● **Document extract**:
☆ ☆ ☆
# Tech Support



## caveman (Mar 28, 2010)

A plain computer illiterate guy rings tech support to report that
his computer is faulty.
Tech: What’s the problem?
User: There is smoke coming out of the power supply.
Tech: You’ll need a new power supply.
User: No, I don’t! I just need to change the startup files.
Tech: Sir, the power supply is faulty. You’ll need to replace it.
User: No way! Someone told me that I just needed to change the startup
and it will fix the
problem! All I need is for you to tell me the command.
Tech support: Sir, you do need a need power supply.
10 minutes later, the User is still adamant that he is right. The tech
is frustrated and fed up.
Tech: Sorry, Sir. We don’t normally tell our customers this, but there
is an undocumented DOS command that will fix the problem.
User: I knew it!
Tech : Just add the line LOAD NOSMOKE.COM at
the end of the CONFIG.SYS. Let me know how it goes.
10 minutes later.
User : It didn’t work. The power supply is still smoking.
Tech : Well, what version of DOS are you using?
User : MS-DOS 6.22 .
Tech : That’s your problem there. That version of DOS didn’t come with
NOSMOKE. Contact Microsoft and ask them for a patch that will give you
the file. Let me know how it goes.
1 hour later.
User : I need a new power supply.
Tech support : How did you come to that conclusion?
User : Well, I rang Microsoft and told him about what you said, and he
started asking questions about the make of power supply.
Tech: Then what did he say?
User: He told me that my power supply isn’t compatible with NOSMOKE.


----------



## ismoke (Mar 28, 2010)

I lol'ed.  Funny thing is, I could see that actually happening!


----------



## jamminjimi (Apr 13, 2010)

Yeah me too.


----------
☆ ☆ ☆
● **Records for this exercise**:
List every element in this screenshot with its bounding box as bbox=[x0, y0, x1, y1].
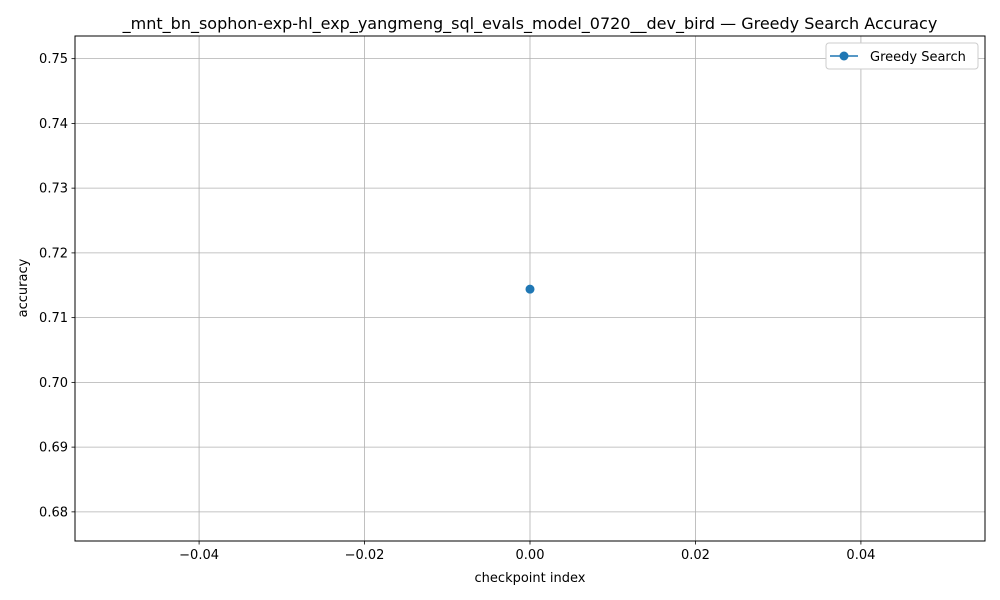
☆ ☆ ☆
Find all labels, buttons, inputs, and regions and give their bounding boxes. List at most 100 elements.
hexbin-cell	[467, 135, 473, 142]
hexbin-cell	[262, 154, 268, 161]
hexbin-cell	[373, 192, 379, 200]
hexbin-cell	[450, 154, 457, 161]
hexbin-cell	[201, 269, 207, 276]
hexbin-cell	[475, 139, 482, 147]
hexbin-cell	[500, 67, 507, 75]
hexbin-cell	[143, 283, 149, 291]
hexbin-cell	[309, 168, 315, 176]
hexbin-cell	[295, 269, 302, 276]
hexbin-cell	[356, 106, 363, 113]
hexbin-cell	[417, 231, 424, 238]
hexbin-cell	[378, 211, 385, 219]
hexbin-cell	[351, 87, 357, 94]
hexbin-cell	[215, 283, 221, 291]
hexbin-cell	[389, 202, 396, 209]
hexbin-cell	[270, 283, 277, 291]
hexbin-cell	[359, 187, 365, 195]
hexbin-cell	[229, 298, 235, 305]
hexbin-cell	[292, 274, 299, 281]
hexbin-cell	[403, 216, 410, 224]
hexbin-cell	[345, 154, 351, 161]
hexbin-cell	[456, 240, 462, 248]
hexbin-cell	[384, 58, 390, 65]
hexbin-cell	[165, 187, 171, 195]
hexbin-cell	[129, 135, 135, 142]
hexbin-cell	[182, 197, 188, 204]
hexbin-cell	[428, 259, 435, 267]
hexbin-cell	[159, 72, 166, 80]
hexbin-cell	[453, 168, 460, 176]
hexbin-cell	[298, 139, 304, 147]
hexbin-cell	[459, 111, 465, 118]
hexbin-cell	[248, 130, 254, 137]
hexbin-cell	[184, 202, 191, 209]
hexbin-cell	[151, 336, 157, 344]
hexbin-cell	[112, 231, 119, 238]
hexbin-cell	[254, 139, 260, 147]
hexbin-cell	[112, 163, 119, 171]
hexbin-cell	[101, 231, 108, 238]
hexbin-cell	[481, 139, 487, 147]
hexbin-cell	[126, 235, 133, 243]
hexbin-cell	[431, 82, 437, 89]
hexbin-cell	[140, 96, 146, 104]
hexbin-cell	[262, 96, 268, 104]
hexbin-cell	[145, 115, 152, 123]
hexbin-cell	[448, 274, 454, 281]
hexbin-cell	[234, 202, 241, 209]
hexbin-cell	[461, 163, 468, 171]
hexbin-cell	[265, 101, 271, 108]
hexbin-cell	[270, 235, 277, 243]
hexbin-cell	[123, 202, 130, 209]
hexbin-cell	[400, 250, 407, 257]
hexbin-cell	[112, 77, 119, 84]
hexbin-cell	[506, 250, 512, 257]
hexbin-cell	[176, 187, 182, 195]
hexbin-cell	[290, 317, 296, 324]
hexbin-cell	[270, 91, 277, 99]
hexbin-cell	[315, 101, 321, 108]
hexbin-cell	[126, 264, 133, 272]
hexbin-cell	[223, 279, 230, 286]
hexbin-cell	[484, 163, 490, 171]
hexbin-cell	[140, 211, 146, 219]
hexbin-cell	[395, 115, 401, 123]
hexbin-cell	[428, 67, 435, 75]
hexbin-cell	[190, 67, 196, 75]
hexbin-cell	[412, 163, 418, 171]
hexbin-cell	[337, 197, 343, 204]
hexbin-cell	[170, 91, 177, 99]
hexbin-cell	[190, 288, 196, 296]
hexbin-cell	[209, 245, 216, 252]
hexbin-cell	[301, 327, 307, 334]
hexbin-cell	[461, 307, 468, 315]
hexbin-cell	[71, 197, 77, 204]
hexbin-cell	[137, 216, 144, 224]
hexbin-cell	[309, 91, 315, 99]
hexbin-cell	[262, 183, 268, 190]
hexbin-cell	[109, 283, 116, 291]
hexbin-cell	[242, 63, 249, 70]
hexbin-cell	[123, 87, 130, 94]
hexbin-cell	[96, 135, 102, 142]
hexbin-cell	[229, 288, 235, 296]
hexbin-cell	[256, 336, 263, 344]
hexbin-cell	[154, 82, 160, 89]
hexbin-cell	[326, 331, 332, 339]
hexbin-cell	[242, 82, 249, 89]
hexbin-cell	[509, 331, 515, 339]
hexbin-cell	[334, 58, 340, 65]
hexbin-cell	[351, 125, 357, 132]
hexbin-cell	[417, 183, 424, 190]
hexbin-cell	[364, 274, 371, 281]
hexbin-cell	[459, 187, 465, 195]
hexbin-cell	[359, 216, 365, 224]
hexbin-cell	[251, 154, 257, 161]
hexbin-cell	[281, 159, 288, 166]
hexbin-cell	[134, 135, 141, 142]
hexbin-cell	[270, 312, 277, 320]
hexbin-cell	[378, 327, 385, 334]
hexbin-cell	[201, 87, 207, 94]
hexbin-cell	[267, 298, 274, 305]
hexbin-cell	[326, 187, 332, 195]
☆ ☆ ☆
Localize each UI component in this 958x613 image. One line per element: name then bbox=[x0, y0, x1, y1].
☆ ☆ ☆
● **Request 1**:
For each statement, say yes or no on whether it agrees with the tech support joke, and quote the deciding words from the joke: (a) The user is running MS-DOS 6.22. (b) The tech says to add LOAD NOSMOKE.COM at the start of the CONFIG.SYS. (c) The user reports being told that his power supply is not compatible with NOSMOKE.
● **Request 2**:
Pull out every line of the records that contains the string "List", and copy each one in full.

● **Reply 1**:
(a) Yes: "User : MS-DOS 6.22 ."
(b) No: "the end of the CONFIG.SYS"
(c) Yes: "He told me that my power supply isn’t compatible with NOSMOKE."

● **Reply 2**:
List every element in this screenshot with its bounding box as bbox=[x0, y0, x1, y1].
Find all labels, buttons, inputs, and regions and give their bounding boxes. List at most 100 elements.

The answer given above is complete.